== Extracted data entries ==
+++++

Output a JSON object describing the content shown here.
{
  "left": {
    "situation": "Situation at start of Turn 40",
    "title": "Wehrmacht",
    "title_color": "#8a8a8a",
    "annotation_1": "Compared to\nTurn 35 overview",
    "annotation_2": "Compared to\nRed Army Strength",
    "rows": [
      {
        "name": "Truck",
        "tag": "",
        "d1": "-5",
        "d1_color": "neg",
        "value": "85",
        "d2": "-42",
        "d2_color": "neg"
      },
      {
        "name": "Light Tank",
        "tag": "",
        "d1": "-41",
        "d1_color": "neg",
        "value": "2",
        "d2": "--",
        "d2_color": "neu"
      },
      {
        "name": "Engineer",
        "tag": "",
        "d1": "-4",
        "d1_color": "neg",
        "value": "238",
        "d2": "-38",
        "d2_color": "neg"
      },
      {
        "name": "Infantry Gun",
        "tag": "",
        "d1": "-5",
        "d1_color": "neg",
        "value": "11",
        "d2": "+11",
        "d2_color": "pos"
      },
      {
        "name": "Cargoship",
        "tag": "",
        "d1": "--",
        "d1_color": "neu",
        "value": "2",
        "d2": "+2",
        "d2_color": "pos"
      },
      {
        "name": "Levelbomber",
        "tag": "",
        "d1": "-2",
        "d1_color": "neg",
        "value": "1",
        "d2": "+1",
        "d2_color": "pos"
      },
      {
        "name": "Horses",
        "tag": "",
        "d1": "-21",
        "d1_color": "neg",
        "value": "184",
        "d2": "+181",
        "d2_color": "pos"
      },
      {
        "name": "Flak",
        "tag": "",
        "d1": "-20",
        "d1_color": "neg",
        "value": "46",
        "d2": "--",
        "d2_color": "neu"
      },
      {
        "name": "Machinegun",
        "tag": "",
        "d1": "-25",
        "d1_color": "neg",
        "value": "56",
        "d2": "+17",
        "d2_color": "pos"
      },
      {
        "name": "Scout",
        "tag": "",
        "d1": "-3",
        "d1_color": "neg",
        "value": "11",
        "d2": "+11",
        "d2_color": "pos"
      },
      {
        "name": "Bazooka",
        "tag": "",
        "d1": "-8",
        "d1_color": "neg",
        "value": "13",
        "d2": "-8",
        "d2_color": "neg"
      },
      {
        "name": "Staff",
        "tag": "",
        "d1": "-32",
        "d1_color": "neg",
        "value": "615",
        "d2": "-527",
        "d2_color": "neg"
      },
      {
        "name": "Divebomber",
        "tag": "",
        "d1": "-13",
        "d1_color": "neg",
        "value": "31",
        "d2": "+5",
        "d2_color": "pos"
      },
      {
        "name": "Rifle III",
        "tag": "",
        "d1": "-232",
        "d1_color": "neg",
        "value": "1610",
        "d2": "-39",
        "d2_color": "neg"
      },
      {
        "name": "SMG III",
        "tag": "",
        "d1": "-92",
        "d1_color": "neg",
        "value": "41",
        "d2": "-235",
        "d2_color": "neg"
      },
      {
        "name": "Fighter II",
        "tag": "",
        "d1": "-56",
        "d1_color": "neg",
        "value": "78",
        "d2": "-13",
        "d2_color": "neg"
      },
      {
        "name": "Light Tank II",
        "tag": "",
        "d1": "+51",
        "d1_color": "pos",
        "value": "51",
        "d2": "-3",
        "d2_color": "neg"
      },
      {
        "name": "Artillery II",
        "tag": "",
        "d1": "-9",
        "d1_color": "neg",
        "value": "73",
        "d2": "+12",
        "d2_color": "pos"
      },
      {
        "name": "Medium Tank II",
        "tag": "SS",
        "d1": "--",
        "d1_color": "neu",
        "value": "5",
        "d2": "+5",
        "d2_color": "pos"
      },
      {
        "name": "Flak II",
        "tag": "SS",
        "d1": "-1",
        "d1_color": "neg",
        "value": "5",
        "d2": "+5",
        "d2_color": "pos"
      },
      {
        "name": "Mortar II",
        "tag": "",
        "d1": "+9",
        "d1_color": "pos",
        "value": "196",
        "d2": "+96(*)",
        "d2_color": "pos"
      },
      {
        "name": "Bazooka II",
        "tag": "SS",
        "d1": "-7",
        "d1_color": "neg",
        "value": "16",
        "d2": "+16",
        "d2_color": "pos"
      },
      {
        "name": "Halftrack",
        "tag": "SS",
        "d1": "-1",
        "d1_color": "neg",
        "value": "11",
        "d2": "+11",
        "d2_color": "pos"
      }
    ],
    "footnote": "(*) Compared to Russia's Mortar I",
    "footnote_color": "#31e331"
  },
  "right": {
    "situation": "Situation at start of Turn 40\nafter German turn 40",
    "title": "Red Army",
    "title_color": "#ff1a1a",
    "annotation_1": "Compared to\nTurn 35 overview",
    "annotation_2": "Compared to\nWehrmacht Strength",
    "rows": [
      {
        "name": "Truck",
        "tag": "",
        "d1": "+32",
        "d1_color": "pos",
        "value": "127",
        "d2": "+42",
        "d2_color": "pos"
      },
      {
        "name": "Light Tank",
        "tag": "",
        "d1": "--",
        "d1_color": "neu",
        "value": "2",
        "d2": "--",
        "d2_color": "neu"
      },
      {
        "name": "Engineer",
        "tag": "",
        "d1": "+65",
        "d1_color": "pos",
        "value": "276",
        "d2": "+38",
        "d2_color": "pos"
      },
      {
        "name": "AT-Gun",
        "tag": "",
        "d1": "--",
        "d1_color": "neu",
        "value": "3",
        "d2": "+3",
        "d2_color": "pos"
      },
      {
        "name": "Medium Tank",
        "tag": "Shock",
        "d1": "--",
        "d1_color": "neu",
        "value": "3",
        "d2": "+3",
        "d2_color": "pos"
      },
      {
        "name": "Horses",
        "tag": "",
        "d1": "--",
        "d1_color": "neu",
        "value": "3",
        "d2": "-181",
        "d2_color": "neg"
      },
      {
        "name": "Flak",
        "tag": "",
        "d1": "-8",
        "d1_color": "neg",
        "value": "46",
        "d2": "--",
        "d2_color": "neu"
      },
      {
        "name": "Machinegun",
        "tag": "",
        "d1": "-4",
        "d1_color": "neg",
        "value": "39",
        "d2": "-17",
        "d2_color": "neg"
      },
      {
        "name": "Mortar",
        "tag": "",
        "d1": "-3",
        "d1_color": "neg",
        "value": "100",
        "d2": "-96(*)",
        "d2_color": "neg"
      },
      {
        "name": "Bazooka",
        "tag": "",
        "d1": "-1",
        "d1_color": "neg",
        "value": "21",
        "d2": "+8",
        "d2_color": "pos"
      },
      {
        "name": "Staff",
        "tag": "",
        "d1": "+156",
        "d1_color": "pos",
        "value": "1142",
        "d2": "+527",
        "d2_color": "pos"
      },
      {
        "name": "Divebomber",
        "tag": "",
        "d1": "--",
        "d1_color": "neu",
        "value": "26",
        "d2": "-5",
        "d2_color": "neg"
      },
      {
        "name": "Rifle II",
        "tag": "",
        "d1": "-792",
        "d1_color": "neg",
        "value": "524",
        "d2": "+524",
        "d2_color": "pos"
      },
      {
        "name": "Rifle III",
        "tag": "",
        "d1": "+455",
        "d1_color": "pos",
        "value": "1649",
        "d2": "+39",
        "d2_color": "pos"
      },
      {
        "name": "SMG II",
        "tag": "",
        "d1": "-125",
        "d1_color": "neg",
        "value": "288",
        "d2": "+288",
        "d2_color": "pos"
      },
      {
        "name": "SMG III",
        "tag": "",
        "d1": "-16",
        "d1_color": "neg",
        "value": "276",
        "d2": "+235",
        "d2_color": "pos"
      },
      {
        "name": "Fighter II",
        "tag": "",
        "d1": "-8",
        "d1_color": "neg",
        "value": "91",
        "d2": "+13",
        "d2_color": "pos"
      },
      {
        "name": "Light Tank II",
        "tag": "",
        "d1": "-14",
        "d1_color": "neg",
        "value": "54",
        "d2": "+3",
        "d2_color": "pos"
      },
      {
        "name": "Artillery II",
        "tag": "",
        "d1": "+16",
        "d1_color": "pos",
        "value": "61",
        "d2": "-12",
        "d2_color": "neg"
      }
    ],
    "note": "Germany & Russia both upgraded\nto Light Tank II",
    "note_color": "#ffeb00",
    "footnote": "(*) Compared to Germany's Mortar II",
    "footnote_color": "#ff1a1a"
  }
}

+++++

== STATED TASK ==
Find the word "Compared" in the entries above and gather every line that holds it.

== RESPONSE BELOW ==
    "annotation_1": "Compared to\nTurn 35 overview",
    "annotation_2": "Compared to\nRed Army Strength",
    "footnote": "(*) Compared to Russia's Mortar I",
    "annotation_1": "Compared to\nTurn 35 overview",
    "annotation_2": "Compared to\nWehrmacht Strength",
    "footnote": "(*) Compared to Germany's Mortar II",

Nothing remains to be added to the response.